What is expected:
Find every line in the records below that holds the word "meeting", and copy it out.

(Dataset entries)
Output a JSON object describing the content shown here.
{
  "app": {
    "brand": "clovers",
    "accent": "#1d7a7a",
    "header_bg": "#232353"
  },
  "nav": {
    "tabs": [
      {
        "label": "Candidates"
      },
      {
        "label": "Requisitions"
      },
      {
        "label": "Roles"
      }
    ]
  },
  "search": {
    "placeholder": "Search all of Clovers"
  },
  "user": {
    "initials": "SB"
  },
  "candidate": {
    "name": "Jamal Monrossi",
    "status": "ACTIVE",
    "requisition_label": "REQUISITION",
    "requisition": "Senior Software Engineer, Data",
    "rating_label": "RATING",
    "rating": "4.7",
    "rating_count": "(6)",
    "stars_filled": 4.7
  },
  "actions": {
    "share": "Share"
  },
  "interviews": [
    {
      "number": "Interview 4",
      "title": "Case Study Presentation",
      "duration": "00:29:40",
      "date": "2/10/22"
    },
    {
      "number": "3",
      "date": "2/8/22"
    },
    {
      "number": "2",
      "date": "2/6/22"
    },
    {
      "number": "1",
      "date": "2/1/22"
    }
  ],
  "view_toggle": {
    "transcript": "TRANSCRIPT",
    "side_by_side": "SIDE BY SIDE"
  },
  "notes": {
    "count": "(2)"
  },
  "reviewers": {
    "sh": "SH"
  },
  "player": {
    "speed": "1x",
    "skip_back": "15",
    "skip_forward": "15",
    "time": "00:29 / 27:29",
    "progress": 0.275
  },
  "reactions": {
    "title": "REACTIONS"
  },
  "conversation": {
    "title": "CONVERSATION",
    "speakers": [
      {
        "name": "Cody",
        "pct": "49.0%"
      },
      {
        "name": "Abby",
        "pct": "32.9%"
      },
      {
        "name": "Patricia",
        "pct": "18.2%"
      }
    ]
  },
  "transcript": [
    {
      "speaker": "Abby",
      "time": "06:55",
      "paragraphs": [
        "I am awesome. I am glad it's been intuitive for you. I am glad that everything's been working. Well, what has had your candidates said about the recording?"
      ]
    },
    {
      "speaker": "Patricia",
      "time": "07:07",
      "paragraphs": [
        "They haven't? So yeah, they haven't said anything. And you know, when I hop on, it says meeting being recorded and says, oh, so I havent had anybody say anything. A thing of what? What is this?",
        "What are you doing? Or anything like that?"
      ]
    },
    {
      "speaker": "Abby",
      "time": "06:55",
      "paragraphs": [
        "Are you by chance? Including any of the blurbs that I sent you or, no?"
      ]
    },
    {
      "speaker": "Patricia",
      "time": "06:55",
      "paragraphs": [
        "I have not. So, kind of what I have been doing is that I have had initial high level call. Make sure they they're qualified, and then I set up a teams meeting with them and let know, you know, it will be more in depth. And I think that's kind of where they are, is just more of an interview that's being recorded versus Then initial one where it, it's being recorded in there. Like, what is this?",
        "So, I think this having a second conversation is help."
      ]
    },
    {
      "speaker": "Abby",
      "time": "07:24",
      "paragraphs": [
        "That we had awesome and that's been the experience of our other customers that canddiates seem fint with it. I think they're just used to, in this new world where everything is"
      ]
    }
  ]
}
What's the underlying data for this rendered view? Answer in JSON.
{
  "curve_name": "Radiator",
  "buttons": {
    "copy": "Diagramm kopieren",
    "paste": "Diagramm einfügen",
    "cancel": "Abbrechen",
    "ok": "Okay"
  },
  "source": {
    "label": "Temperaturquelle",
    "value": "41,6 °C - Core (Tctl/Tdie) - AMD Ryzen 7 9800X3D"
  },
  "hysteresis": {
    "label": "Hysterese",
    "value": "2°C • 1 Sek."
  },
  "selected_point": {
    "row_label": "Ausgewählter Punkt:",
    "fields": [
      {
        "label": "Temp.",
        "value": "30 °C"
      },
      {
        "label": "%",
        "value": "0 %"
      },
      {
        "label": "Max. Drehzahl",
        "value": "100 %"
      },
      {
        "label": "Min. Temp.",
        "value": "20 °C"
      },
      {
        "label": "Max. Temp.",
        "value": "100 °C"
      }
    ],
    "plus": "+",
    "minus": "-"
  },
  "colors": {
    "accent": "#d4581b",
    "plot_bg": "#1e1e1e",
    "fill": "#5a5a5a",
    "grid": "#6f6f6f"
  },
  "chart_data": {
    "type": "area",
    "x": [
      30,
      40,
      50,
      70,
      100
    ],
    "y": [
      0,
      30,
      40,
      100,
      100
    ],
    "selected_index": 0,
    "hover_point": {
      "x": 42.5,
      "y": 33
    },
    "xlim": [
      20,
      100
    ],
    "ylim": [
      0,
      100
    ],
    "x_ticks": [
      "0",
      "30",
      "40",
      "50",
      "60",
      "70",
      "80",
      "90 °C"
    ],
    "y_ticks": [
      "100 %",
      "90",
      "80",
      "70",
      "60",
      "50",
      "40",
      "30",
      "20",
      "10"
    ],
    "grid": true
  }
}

Solution to this task:
        "They haven't? So yeah, they haven't said anything. And you know, when I hop on, it says meeting being recorded and says, oh, so I havent had anybody say anything. A thing of what? What is this?",
        "I have not. So, kind of what I have been doing is that I have had initial high level call. Make sure they they're qualified, and then I set up a teams meeting with them and let know, you know, it will be more in depth. And I think that's kind of where they are, is just more of an interview that's being recorded versus Then initial one where it, it's being recorded in there. Like, what is this?",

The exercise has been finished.